* Exercise *
Omit the pictures and return every entry exactly as written.

* Rows *
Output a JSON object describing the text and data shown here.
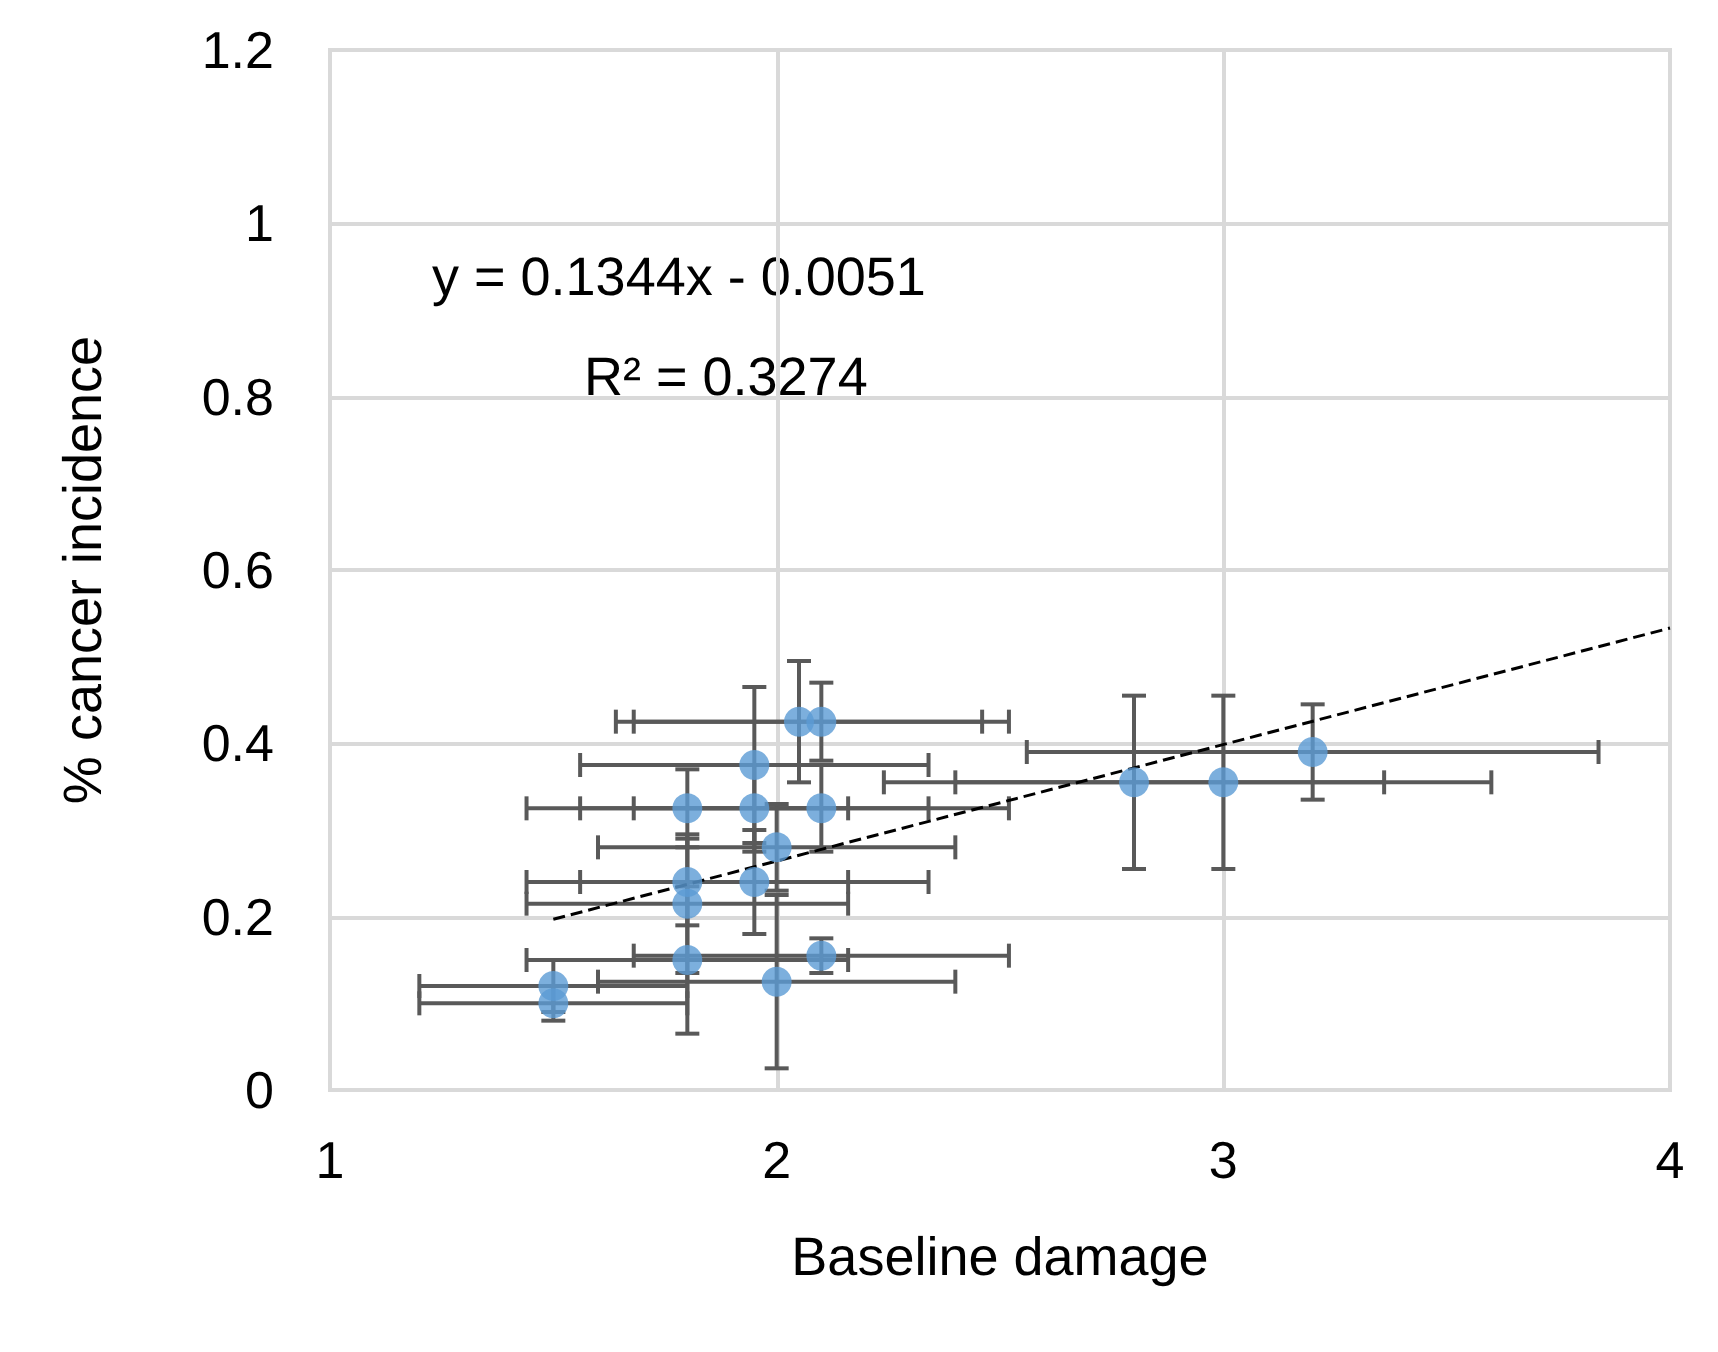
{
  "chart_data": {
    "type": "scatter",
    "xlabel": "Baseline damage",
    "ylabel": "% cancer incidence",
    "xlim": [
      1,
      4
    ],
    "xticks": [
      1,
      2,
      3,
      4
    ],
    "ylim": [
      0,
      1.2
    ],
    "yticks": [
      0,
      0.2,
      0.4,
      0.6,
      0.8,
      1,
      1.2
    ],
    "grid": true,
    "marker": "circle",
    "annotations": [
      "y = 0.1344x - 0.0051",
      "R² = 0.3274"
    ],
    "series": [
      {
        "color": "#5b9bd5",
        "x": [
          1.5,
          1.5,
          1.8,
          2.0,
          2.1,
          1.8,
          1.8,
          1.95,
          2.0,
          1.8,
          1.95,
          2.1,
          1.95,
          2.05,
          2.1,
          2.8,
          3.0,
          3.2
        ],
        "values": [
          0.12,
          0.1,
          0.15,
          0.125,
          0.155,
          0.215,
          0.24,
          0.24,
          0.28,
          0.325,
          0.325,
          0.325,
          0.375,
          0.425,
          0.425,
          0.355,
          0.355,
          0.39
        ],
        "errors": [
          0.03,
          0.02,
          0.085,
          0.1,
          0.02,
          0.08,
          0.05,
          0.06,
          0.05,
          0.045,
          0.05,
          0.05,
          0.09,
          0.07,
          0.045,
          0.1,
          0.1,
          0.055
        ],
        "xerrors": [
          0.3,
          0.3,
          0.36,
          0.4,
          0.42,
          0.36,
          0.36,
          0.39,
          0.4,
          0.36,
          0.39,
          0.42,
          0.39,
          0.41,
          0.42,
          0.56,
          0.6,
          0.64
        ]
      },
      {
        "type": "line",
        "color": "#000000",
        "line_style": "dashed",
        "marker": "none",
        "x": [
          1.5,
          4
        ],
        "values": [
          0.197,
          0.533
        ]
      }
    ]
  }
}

* Exercise answer *
Output a JSON object describing the text and data shown here.
{
  "chart_data": {
    "type": "scatter",
    "xlabel": "Baseline damage",
    "ylabel": "% cancer incidence",
    "xlim": [
      1,
      4
    ],
    "xticks": [
      1,
      2,
      3,
      4
    ],
    "ylim": [
      0,
      1.2
    ],
    "yticks": [
      0,
      0.2,
      0.4,
      0.6,
      0.8,
      1,
      1.2
    ],
    "grid": true,
    "marker": "circle",
    "annotations": [
      "y = 0.1344x - 0.0051",
      "R² = 0.3274"
    ],
    "series": [
      {
        "color": "#5b9bd5",
        "x": [
          1.5,
          1.5,
          1.8,
          2.0,
          2.1,
          1.8,
          1.8,
          1.95,
          2.0,
          1.8,
          1.95,
          2.1,
          1.95,
          2.05,
          2.1,
          2.8,
          3.0,
          3.2
        ],
        "values": [
          0.12,
          0.1,
          0.15,
          0.125,
          0.155,
          0.215,
          0.24,
          0.24,
          0.28,
          0.325,
          0.325,
          0.325,
          0.375,
          0.425,
          0.425,
          0.355,
          0.355,
          0.39
        ],
        "errors": [
          0.03,
          0.02,
          0.085,
          0.1,
          0.02,
          0.08,
          0.05,
          0.06,
          0.05,
          0.045,
          0.05,
          0.05,
          0.09,
          0.07,
          0.045,
          0.1,
          0.1,
          0.055
        ],
        "xerrors": [
          0.3,
          0.3,
          0.36,
          0.4,
          0.42,
          0.36,
          0.36,
          0.39,
          0.4,
          0.36,
          0.39,
          0.42,
          0.39,
          0.41,
          0.42,
          0.56,
          0.6,
          0.64
        ]
      },
      {
        "type": "line",
        "color": "#000000",
        "line_style": "dashed",
        "marker": "none",
        "x": [
          1.5,
          4
        ],
        "values": [
          0.197,
          0.533
        ]
      }
    ]
  }
}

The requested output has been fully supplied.